GOAL OF THE EXERCISE —
Write the data out again exactly, with no pictures.

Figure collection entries
· · · ·

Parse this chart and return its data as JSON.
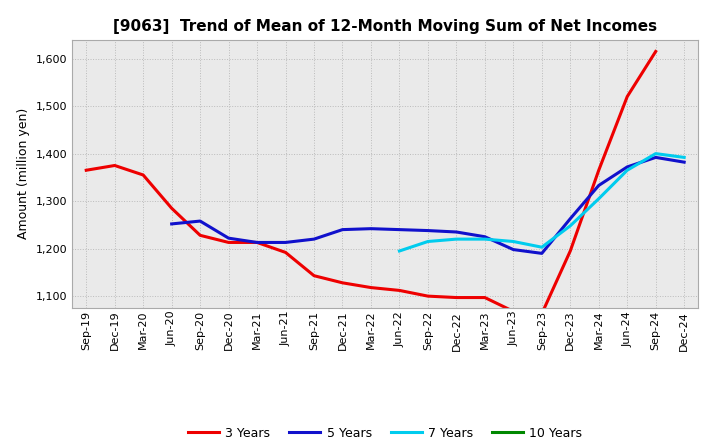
{
  "title": "[9063]  Trend of Mean of 12-Month Moving Sum of Net Incomes",
  "ylabel": "Amount (million yen)",
  "x_labels": [
    "Sep-19",
    "Dec-19",
    "Mar-20",
    "Jun-20",
    "Sep-20",
    "Dec-20",
    "Mar-21",
    "Jun-21",
    "Sep-21",
    "Dec-21",
    "Mar-22",
    "Jun-22",
    "Sep-22",
    "Dec-22",
    "Mar-23",
    "Jun-23",
    "Sep-23",
    "Dec-23",
    "Mar-24",
    "Jun-24",
    "Sep-24",
    "Dec-24"
  ],
  "ylim": [
    1075,
    1640
  ],
  "yticks": [
    1100,
    1200,
    1300,
    1400,
    1500,
    1600
  ],
  "series": [
    {
      "name": "3 Years",
      "color": "#EE0000",
      "values": [
        1365,
        1375,
        1355,
        1285,
        1228,
        1213,
        1213,
        1192,
        1143,
        1128,
        1118,
        1112,
        1100,
        1097,
        1097,
        1068,
        1063,
        1195,
        1365,
        1520,
        1615,
        null
      ]
    },
    {
      "name": "5 Years",
      "color": "#1111CC",
      "values": [
        null,
        null,
        null,
        1252,
        1258,
        1222,
        1213,
        1213,
        1220,
        1240,
        1242,
        1240,
        1238,
        1235,
        1225,
        1198,
        1190,
        1263,
        1333,
        1372,
        1392,
        1382
      ]
    },
    {
      "name": "7 Years",
      "color": "#00CCEE",
      "values": [
        null,
        null,
        null,
        null,
        null,
        null,
        null,
        null,
        null,
        null,
        null,
        1195,
        1215,
        1220,
        1220,
        1215,
        1203,
        1248,
        1305,
        1365,
        1400,
        1392
      ]
    },
    {
      "name": "10 Years",
      "color": "#008800",
      "values": [
        null,
        null,
        null,
        null,
        null,
        null,
        null,
        null,
        null,
        null,
        null,
        null,
        null,
        null,
        null,
        null,
        null,
        null,
        null,
        null,
        null,
        null
      ]
    }
  ],
  "background_color": "#FFFFFF",
  "plot_bg_color": "#EAEAEA",
  "grid_color": "#BBBBBB",
  "title_fontsize": 11,
  "ylabel_fontsize": 9,
  "tick_fontsize": 8,
  "legend_fontsize": 9,
  "linewidth": 2.2
}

· · · ·

SOLUTION TO THIS EXERCISE —
Parse this chart and return its data as JSON.
{
  "title": "[9063]  Trend of Mean of 12-Month Moving Sum of Net Incomes",
  "ylabel": "Amount (million yen)",
  "x_labels": [
    "Sep-19",
    "Dec-19",
    "Mar-20",
    "Jun-20",
    "Sep-20",
    "Dec-20",
    "Mar-21",
    "Jun-21",
    "Sep-21",
    "Dec-21",
    "Mar-22",
    "Jun-22",
    "Sep-22",
    "Dec-22",
    "Mar-23",
    "Jun-23",
    "Sep-23",
    "Dec-23",
    "Mar-24",
    "Jun-24",
    "Sep-24",
    "Dec-24"
  ],
  "ylim": [
    1075,
    1640
  ],
  "yticks": [
    1100,
    1200,
    1300,
    1400,
    1500,
    1600
  ],
  "series": [
    {
      "name": "3 Years",
      "color": "#EE0000",
      "values": [
        1365,
        1375,
        1355,
        1285,
        1228,
        1213,
        1213,
        1192,
        1143,
        1128,
        1118,
        1112,
        1100,
        1097,
        1097,
        1068,
        1063,
        1195,
        1365,
        1520,
        1615,
        null
      ]
    },
    {
      "name": "5 Years",
      "color": "#1111CC",
      "values": [
        null,
        null,
        null,
        1252,
        1258,
        1222,
        1213,
        1213,
        1220,
        1240,
        1242,
        1240,
        1238,
        1235,
        1225,
        1198,
        1190,
        1263,
        1333,
        1372,
        1392,
        1382
      ]
    },
    {
      "name": "7 Years",
      "color": "#00CCEE",
      "values": [
        null,
        null,
        null,
        null,
        null,
        null,
        null,
        null,
        null,
        null,
        null,
        1195,
        1215,
        1220,
        1220,
        1215,
        1203,
        1248,
        1305,
        1365,
        1400,
        1392
      ]
    },
    {
      "name": "10 Years",
      "color": "#008800",
      "values": [
        null,
        null,
        null,
        null,
        null,
        null,
        null,
        null,
        null,
        null,
        null,
        null,
        null,
        null,
        null,
        null,
        null,
        null,
        null,
        null,
        null,
        null
      ]
    }
  ],
  "background_color": "#FFFFFF",
  "plot_bg_color": "#EAEAEA",
  "grid_color": "#BBBBBB",
  "title_fontsize": 11,
  "ylabel_fontsize": 9,
  "tick_fontsize": 8,
  "legend_fontsize": 9,
  "linewidth": 2.2
}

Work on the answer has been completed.